### Record extracts ###

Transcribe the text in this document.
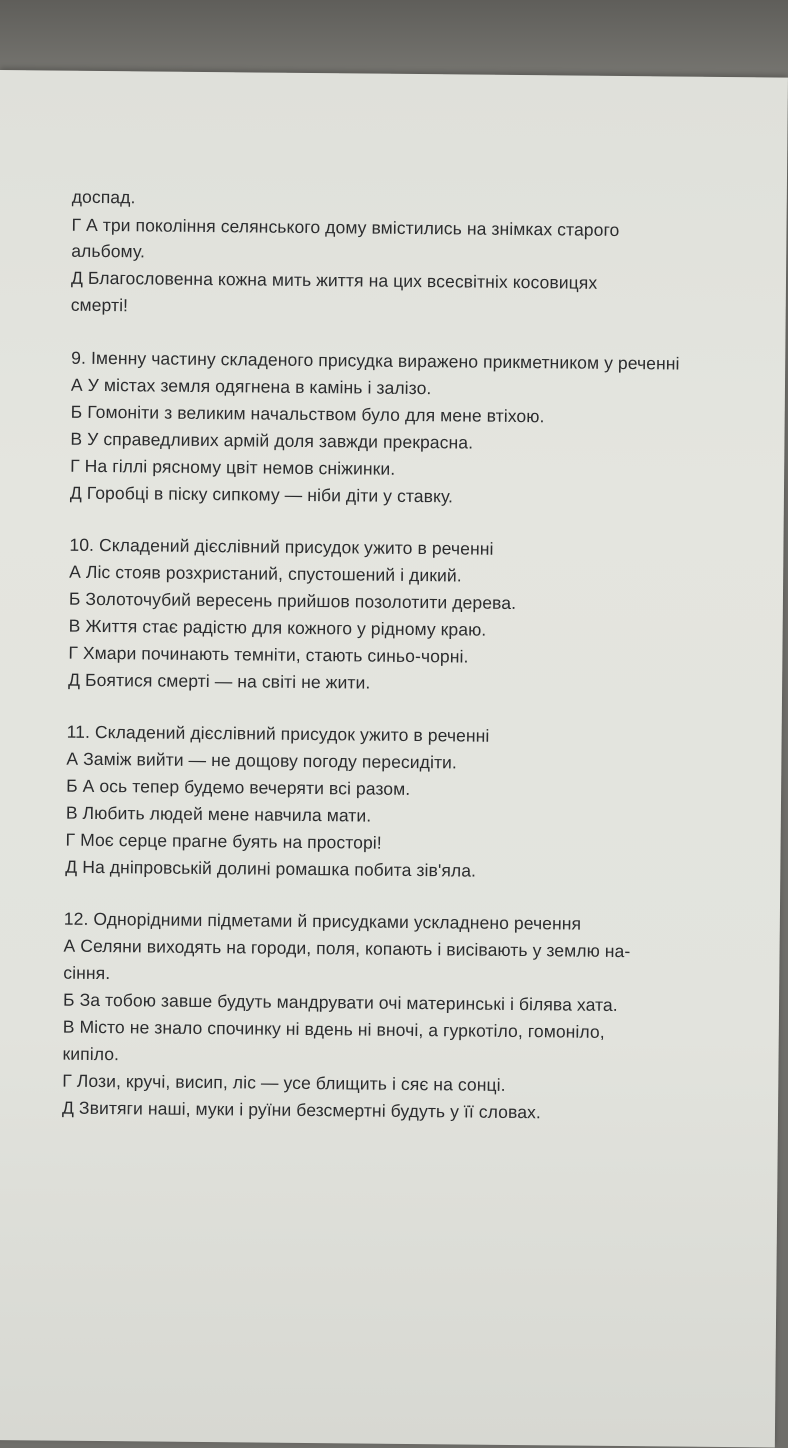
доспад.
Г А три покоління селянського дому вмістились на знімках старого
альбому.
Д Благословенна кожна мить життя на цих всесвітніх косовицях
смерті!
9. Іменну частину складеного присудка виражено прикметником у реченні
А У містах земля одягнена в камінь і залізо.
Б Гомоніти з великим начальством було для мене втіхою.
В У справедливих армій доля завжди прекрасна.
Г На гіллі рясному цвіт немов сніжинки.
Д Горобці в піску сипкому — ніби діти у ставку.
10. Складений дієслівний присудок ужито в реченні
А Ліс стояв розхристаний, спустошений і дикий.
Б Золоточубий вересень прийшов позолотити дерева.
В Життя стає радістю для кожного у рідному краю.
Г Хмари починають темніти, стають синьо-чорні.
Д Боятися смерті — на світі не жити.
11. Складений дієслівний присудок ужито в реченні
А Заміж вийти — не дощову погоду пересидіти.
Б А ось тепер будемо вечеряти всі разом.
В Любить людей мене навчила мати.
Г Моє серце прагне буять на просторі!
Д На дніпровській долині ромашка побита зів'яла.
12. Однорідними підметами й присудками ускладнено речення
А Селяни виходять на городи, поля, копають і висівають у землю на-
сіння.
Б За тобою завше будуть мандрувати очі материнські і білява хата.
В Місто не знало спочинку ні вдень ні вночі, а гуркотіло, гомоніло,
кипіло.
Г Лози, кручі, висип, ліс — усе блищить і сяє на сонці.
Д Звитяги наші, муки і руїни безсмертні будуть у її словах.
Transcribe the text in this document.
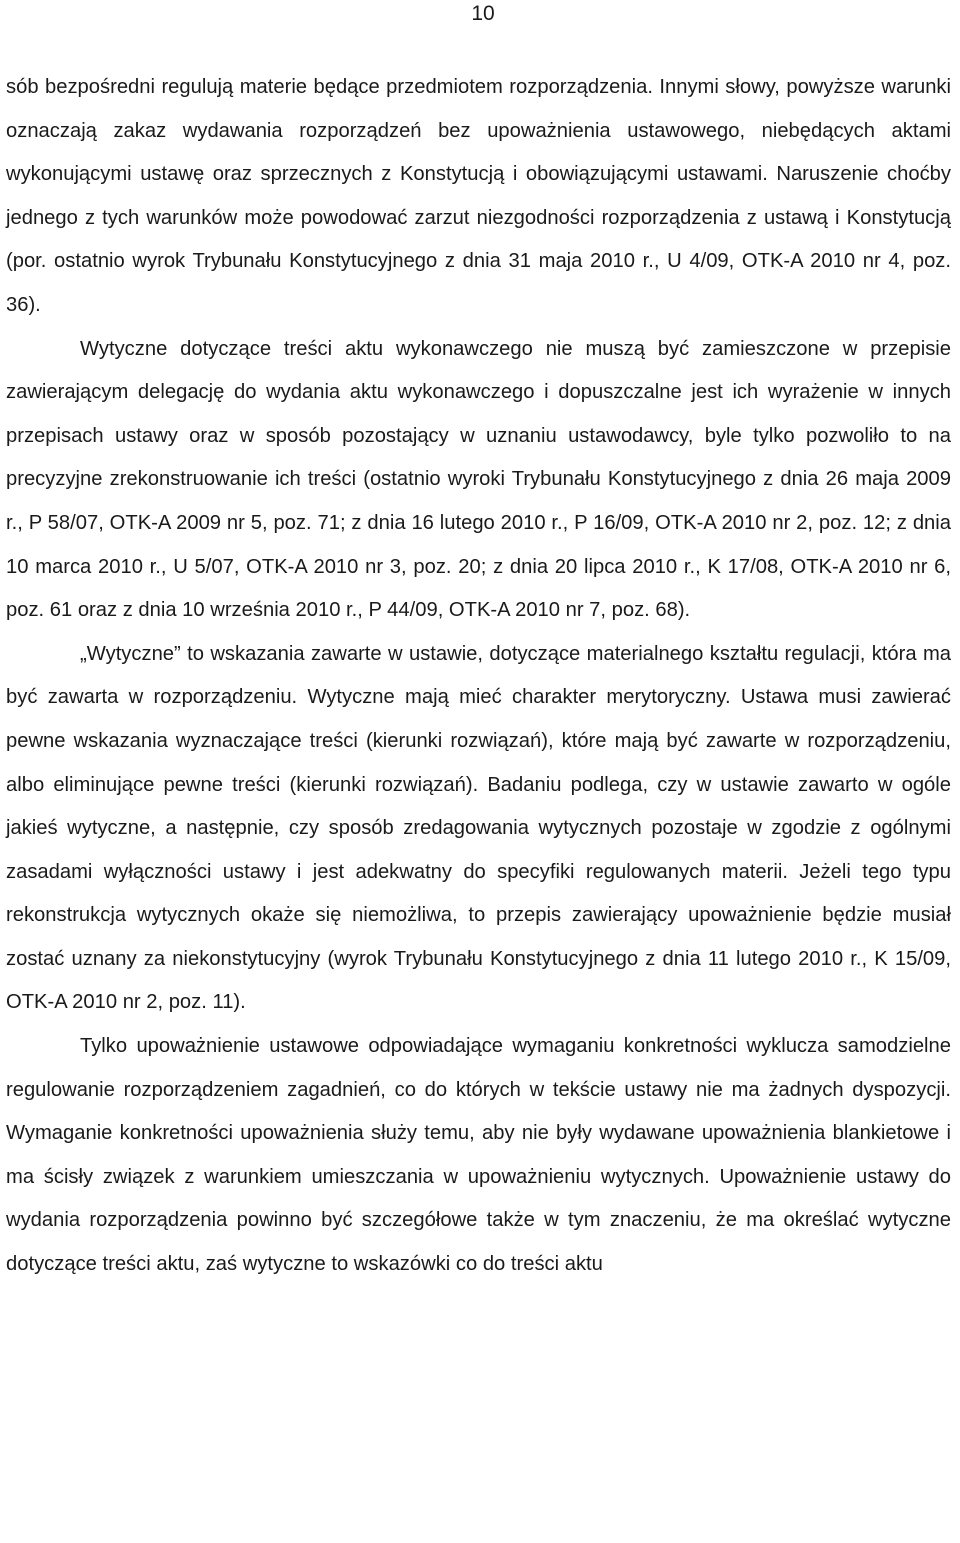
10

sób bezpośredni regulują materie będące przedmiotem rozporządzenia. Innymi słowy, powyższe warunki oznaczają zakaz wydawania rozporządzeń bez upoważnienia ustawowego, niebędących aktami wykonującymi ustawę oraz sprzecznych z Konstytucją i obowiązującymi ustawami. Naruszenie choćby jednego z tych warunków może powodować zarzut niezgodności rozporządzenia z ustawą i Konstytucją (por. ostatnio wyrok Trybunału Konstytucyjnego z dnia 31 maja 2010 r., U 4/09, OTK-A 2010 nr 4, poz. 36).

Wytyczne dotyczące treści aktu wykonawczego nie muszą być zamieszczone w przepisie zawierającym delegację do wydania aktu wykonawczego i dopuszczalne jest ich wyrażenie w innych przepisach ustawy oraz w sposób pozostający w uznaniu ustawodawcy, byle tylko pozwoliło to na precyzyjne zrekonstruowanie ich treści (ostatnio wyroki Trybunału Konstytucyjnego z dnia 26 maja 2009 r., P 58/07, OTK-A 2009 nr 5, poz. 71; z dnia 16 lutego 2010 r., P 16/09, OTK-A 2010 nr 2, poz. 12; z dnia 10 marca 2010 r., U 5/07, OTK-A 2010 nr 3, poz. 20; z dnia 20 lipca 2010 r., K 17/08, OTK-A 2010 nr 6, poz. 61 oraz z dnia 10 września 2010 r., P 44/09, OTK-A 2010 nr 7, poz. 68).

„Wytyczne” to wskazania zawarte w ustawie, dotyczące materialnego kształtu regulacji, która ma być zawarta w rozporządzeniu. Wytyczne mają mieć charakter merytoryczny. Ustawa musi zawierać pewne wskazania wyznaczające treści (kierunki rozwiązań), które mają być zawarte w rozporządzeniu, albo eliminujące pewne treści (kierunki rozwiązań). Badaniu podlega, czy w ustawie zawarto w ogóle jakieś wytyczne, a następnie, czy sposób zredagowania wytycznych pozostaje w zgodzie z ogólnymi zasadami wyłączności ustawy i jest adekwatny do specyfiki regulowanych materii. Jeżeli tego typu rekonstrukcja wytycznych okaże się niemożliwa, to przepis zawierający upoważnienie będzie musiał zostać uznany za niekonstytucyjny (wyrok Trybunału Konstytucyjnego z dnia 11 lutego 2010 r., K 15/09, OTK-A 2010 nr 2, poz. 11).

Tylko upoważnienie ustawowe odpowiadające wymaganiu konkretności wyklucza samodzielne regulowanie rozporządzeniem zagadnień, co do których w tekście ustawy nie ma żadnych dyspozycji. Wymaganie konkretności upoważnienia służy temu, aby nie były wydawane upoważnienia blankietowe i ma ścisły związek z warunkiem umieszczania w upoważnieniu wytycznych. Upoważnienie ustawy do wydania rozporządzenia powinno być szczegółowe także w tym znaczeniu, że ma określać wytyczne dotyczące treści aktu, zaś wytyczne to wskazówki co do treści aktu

###
### Record extracts ###

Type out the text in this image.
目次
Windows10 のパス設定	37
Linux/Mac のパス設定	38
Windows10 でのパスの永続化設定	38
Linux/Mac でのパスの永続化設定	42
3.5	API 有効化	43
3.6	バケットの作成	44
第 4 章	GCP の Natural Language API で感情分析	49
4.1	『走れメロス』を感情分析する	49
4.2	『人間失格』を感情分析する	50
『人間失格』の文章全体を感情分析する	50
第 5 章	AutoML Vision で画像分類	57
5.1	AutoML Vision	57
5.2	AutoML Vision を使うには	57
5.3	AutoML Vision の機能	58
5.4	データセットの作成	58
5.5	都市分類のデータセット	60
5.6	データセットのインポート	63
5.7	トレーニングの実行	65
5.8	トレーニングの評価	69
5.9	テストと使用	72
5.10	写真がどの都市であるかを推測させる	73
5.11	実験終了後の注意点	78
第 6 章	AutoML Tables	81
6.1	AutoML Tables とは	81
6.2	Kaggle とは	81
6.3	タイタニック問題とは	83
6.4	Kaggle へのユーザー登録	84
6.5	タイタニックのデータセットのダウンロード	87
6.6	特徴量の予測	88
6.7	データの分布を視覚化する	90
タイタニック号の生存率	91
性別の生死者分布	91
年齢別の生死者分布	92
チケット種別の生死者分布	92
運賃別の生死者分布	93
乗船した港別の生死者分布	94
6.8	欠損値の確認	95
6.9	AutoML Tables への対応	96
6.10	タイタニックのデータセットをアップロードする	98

###
### Record extracts ###

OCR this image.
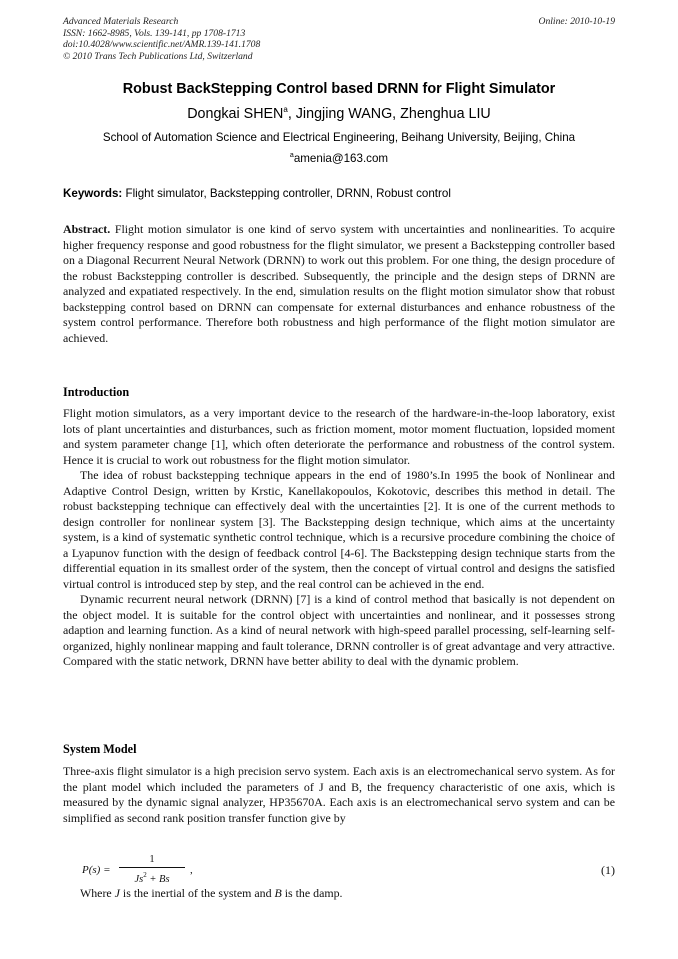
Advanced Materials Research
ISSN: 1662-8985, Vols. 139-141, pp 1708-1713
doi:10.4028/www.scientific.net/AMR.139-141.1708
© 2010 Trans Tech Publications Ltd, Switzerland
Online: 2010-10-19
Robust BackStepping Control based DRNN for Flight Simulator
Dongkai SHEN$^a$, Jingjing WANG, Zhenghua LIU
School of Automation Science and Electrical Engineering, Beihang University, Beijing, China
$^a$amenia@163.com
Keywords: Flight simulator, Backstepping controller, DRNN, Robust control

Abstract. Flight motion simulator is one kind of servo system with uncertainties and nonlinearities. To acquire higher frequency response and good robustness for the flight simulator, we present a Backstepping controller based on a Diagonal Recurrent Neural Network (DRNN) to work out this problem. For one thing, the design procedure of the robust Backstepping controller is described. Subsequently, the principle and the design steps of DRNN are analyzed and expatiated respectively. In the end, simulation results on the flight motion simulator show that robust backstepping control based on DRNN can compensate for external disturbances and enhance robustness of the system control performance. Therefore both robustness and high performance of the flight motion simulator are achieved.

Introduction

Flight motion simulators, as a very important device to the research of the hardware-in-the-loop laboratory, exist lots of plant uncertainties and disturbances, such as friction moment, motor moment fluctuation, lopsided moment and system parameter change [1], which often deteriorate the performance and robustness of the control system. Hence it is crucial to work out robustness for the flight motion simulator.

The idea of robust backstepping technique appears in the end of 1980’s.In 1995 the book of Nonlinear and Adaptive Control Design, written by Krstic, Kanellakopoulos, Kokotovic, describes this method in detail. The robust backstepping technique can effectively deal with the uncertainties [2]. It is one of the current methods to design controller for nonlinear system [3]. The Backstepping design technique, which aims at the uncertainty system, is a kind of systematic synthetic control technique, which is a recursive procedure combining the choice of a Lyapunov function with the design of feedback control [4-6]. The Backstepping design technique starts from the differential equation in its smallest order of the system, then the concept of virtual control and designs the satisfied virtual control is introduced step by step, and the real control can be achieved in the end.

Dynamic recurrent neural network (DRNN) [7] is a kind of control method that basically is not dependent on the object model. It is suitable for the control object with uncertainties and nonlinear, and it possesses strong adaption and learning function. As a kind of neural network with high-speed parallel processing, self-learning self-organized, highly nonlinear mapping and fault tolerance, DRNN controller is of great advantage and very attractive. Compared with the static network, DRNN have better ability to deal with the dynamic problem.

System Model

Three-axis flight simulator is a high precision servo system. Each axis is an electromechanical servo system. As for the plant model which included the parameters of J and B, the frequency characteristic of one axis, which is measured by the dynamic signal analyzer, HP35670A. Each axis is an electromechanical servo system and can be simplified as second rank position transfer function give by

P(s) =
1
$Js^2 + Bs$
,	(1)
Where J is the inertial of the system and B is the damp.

###

■ Direction:
Return from the data every line that holds "でのパスの永続化設定".

■ Answer to the problem:
Windows10 でのパスの永続化設定	38
Linux/Mac でのパスの永続化設定	42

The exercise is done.